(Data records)
-=-=-

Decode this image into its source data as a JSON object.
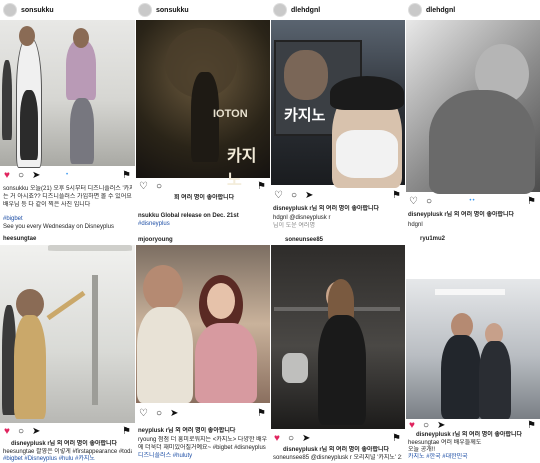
{
  "tiles": [
    {
      "user": "sonsukku",
      "likes": "",
      "caption_lines": [
        "sonsukku 오늘(21) 오후 5시부터 디즈니플러스 '카지노' 8부 공개되",
        "는 거 아시죠?? 디즈니플러스 가입하면 볼 수 있어요 감독님이랑",
        "배우님 등 다 같이 찍은 사진 입니다",
        "",
        "#bigbet",
        "See you every Wednesday on Disneyplus"
      ],
      "commenter": "heesungtae"
    },
    {
      "user": "sonsukku",
      "poster_title": "카지노",
      "poster_top": "IOTON",
      "likes": "회 여러 명이 좋아합니다",
      "caption_lines": [
        "nsukku Global release on Dec. 21st",
        "#disneyplus",
        "mjooryoung"
      ],
      "commenter": ""
    },
    {
      "user": "dlehdgnl",
      "board_text": "카지노",
      "likes": "",
      "caption_lines": [
        "disneyplusk r님 외 여러 명이 좋아합니다",
        "hdgnl @disneyplusk r",
        "님이 도운 여러명"
      ],
      "commenter": "soneunsee85"
    },
    {
      "user": "dlehdgnl",
      "likes": "",
      "caption_lines": [
        "disneyplusk r님 외 여러 명이 좋아합니다",
        "hdgnl"
      ],
      "commenter": "ryu1mu2"
    },
    {
      "user": "",
      "likes": "disneyplusk r님 외 여러 명이 좋아합니다",
      "caption_lines": [
        "heesungtae 촬영은 이렇게 #firstappearance #today #h",
        "#bigbet #Disneyplus #hulu #카지노"
      ],
      "commenter": ""
    },
    {
      "user": "",
      "likes": "neyplusk r님 외 여러 명이 좋아합니다",
      "caption_lines": [
        "ryoung 점점 더 흥미로워지는 <카지노> 다양한 배우들",
        "에 더욱더 재미있어질거예요~ #bigbet #disneyplus",
        "디즈니플러스 #huluty"
      ],
      "commenter": ""
    },
    {
      "user": "",
      "likes": "disneyplusk r님 외 여러 명이 좋아합니다",
      "caption_lines": [
        "soneunsee85 @disneyplusk r 오리지널 '카지노' 21일 공개"
      ],
      "commenter": ""
    },
    {
      "user": "",
      "likes": "disneyplusk r님 외 여러 명이 좋아합니다",
      "caption_lines": [
        "heesungtae 여러 배우들께도",
        "오늘 공개!!",
        "카지노 #한국 #대한민국"
      ],
      "commenter": ""
    }
  ]
}
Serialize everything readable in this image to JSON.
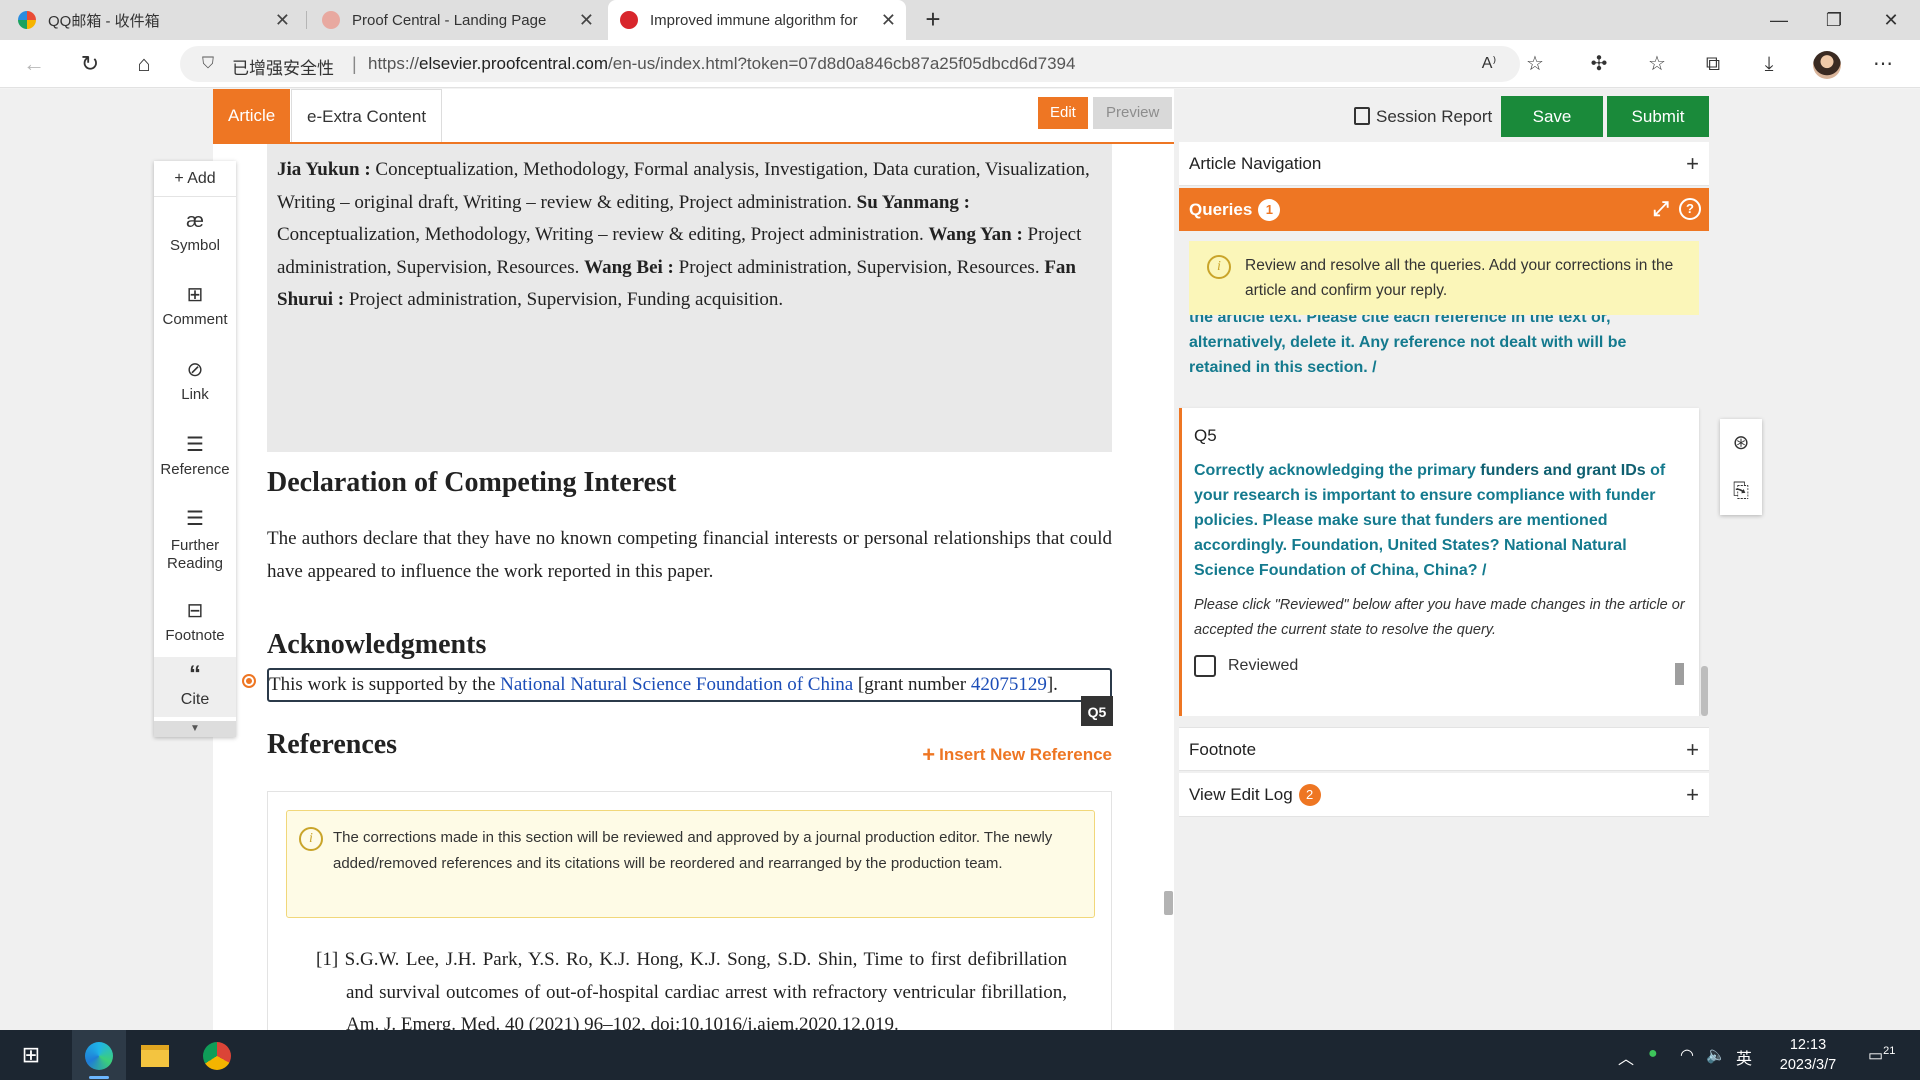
{
  "browser": {
    "tabs": [
      {
        "title": "QQ邮箱 - 收件箱",
        "favicon_color": "#2a8de0"
      },
      {
        "title": "Proof Central - Landing Page",
        "favicon_color": "#e8a9a0"
      },
      {
        "title": "Improved immune algorithm for",
        "favicon_color": "#d8262c"
      }
    ],
    "active_tab": 2,
    "security_label": "已增强安全性",
    "url_prefix": "https://",
    "url_host": "elsevier.proofcentral.com",
    "url_path": "/en-us/index.html?token=07d8d0a846cb87a25f05dbcd6d7394"
  },
  "app": {
    "tabs": {
      "article": "Article",
      "extra": "e-Extra Content"
    },
    "mode": {
      "edit": "Edit",
      "preview": "Preview"
    },
    "session_report": "Session Report",
    "save": "Save",
    "submit": "Submit",
    "tools": {
      "add": "+ Add",
      "symbol": "Symbol",
      "comment": "Comment",
      "link": "Link",
      "reference": "Reference",
      "further_reading_1": "Further",
      "further_reading_2": "Reading",
      "footnote": "Footnote",
      "cite": "Cite"
    }
  },
  "document": {
    "credits": {
      "n1": "Jia Yukun :",
      "t1": " Conceptualization, Methodology, Formal analysis, Investigation, Data curation, Visualization, Writing – original draft, Writing – review & editing, Project administration.",
      "n2": "Su Yanmang :",
      "t2": " Conceptualization, Methodology, Writing – review & editing, Project administration.",
      "n3": "Wang Yan :",
      "t3": " Project administration, Supervision, Resources.",
      "n4": "Wang Bei :",
      "t4": " Project administration, Supervision, Resources.",
      "n5": "Fan Shurui :",
      "t5": " Project administration, Supervision, Funding acquisition."
    },
    "competing_heading": "Declaration of Competing Interest",
    "competing_text": "The authors declare that they have no known competing financial interests or personal relationships that could have appeared to influence the work reported in this paper.",
    "ack_heading": "Acknowledgments",
    "ack": {
      "pre": "This work is supported by the ",
      "funder": "National Natural Science Foundation of China",
      "mid": " [grant number ",
      "grant": "42075129",
      "post": "]."
    },
    "q5_tag": "Q5",
    "refs_heading": "References",
    "insert_ref": "Insert New Reference",
    "refs_notice": "The corrections made in this section will be reviewed and approved by a journal production editor. The newly added/removed references and its citations will be reordered and rearranged by the production team.",
    "ref1": "[1] S.G.W. Lee, J.H. Park, Y.S. Ro, K.J. Hong, K.J. Song, S.D. Shin, Time to first defibrillation and survival outcomes of out-of-hospital cardiac arrest with refractory ventricular fibrillation, Am. J. Emerg. Med. 40 (2021) 96–102, doi:10.1016/j.ajem.2020.12.019."
  },
  "right_panel": {
    "article_nav": "Article Navigation",
    "queries": "Queries",
    "queries_count": "1",
    "queries_info": "Review and resolve all the queries. Add your corrections in the article and confirm your reply.",
    "prev_query_tail": "the article text. Please cite each reference in the text or, alternatively, delete it. Any reference not dealt with will be retained in this section. /",
    "q5": {
      "id": "Q5",
      "text_a": "Correctly acknowledging the primary ",
      "text_b": "funders and grant IDs",
      "text_c": " of your research is important to ensure compliance with funder policies. Please make sure that funders are mentioned accordingly. Foundation, United States? National Natural Science Foundation of China, China? /",
      "hint": "Please click \"Reviewed\" below after you have made changes in the article or accepted the current state to resolve the query.",
      "reviewed": "Reviewed"
    },
    "footnote": "Footnote",
    "edit_log": "View Edit Log",
    "edit_log_count": "2"
  },
  "taskbar": {
    "ime": "英",
    "time": "12:13",
    "date": "2023/3/7",
    "notif": "21"
  }
}
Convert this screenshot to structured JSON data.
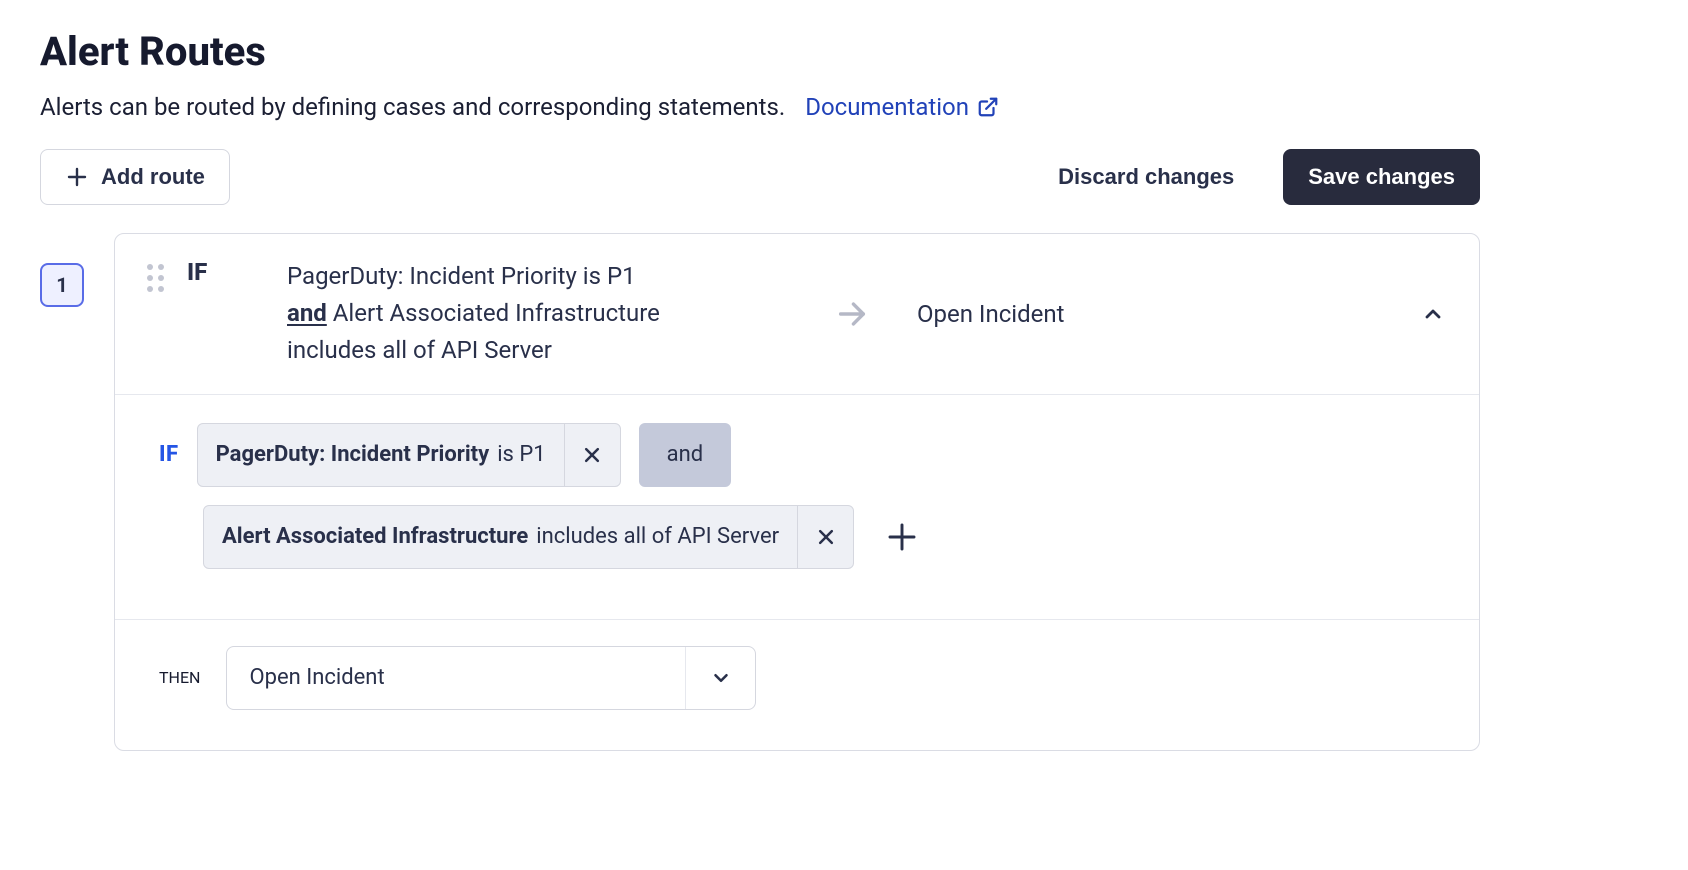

-=-=-

* **What to work on**
Using the material above, copy every line in which the string "China" occurs.

* **The solution**
      "funder": "National Natural Science Foundation of China",
      "text_c": " of your research is important to ensure compliance with funder policies. Please make sure that funders are mentioned accordingly. Foundation, United States? National Natural Science Foundation of China, China? /",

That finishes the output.